--- TASK PROMPT ---
Give back the records below word for word, from their very first line through the line with "data-point bbox=[819, 580, 824, 585]", that line included.

--- RECORDS FOR THE EXERCISE ---

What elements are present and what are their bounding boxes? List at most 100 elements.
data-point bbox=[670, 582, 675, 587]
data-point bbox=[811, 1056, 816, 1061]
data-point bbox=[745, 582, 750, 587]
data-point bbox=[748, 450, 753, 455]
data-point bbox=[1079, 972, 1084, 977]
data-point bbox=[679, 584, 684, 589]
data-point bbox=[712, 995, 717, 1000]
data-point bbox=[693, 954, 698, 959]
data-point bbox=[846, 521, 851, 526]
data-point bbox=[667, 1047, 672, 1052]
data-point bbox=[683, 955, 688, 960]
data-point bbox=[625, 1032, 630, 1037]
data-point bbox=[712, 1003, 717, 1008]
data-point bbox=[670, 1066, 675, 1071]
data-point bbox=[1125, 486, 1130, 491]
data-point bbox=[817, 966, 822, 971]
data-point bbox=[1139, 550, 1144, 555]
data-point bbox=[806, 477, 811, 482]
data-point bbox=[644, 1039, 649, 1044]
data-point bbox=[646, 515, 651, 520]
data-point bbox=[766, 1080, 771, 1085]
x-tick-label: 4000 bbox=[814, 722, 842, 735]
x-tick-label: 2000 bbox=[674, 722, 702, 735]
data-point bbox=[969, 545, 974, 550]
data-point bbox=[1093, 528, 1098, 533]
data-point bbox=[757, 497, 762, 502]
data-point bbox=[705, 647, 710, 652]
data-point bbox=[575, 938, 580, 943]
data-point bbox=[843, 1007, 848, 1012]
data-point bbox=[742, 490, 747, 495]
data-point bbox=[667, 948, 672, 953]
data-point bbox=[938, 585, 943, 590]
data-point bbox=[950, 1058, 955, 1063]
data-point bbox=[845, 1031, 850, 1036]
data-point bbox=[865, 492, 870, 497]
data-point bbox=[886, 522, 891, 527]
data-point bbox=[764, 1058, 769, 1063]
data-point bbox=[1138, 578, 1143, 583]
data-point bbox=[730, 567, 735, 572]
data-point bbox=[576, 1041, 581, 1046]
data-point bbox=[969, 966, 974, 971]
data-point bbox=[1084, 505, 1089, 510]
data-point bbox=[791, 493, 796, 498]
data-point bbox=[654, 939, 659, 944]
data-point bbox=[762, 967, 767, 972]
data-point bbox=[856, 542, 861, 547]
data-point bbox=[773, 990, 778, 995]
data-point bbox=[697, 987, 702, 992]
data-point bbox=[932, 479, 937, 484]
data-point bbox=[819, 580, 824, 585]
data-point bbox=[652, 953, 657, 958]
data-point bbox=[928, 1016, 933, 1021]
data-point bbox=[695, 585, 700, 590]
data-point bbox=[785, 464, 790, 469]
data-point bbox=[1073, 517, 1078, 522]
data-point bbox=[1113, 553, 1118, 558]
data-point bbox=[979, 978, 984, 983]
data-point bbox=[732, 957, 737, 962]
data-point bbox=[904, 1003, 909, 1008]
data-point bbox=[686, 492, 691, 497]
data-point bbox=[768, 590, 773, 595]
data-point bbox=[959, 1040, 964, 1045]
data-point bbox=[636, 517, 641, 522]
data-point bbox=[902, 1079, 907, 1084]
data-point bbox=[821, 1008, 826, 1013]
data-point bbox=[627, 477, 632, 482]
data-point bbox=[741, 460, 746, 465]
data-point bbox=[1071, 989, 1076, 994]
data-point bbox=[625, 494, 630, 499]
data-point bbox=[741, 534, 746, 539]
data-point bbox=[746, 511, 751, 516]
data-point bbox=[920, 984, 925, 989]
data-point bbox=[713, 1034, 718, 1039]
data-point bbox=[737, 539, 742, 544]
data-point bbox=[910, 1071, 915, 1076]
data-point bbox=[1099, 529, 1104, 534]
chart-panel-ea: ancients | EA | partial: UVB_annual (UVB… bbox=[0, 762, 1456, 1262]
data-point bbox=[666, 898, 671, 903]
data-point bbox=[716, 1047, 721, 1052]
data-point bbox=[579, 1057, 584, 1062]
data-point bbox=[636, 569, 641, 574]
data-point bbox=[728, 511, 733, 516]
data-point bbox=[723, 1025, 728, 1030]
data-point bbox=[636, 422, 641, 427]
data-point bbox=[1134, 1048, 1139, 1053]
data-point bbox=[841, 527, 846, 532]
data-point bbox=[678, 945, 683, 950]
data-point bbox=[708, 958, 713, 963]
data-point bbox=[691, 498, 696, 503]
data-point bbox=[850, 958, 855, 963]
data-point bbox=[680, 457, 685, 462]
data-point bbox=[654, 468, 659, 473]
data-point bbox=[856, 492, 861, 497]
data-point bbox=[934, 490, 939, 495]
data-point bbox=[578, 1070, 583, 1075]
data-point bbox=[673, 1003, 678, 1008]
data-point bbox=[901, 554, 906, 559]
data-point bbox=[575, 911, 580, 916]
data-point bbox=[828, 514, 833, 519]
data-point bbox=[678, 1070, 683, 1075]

--- EXPECTED ANSWER ---
What elements are present and what are their bounding boxes? List at most 100 elements.
data-point bbox=[670, 582, 675, 587]
data-point bbox=[811, 1056, 816, 1061]
data-point bbox=[745, 582, 750, 587]
data-point bbox=[748, 450, 753, 455]
data-point bbox=[1079, 972, 1084, 977]
data-point bbox=[679, 584, 684, 589]
data-point bbox=[712, 995, 717, 1000]
data-point bbox=[693, 954, 698, 959]
data-point bbox=[846, 521, 851, 526]
data-point bbox=[667, 1047, 672, 1052]
data-point bbox=[683, 955, 688, 960]
data-point bbox=[625, 1032, 630, 1037]
data-point bbox=[712, 1003, 717, 1008]
data-point bbox=[670, 1066, 675, 1071]
data-point bbox=[1125, 486, 1130, 491]
data-point bbox=[817, 966, 822, 971]
data-point bbox=[1139, 550, 1144, 555]
data-point bbox=[806, 477, 811, 482]
data-point bbox=[644, 1039, 649, 1044]
data-point bbox=[646, 515, 651, 520]
data-point bbox=[766, 1080, 771, 1085]
x-tick-label: 4000 bbox=[814, 722, 842, 735]
x-tick-label: 2000 bbox=[674, 722, 702, 735]
data-point bbox=[969, 545, 974, 550]
data-point bbox=[1093, 528, 1098, 533]
data-point bbox=[757, 497, 762, 502]
data-point bbox=[705, 647, 710, 652]
data-point bbox=[575, 938, 580, 943]
data-point bbox=[843, 1007, 848, 1012]
data-point bbox=[742, 490, 747, 495]
data-point bbox=[667, 948, 672, 953]
data-point bbox=[938, 585, 943, 590]
data-point bbox=[950, 1058, 955, 1063]
data-point bbox=[845, 1031, 850, 1036]
data-point bbox=[865, 492, 870, 497]
data-point bbox=[886, 522, 891, 527]
data-point bbox=[764, 1058, 769, 1063]
data-point bbox=[1138, 578, 1143, 583]
data-point bbox=[730, 567, 735, 572]
data-point bbox=[576, 1041, 581, 1046]
data-point bbox=[969, 966, 974, 971]
data-point bbox=[1084, 505, 1089, 510]
data-point bbox=[791, 493, 796, 498]
data-point bbox=[654, 939, 659, 944]
data-point bbox=[762, 967, 767, 972]
data-point bbox=[856, 542, 861, 547]
data-point bbox=[773, 990, 778, 995]
data-point bbox=[697, 987, 702, 992]
data-point bbox=[932, 479, 937, 484]
data-point bbox=[819, 580, 824, 585]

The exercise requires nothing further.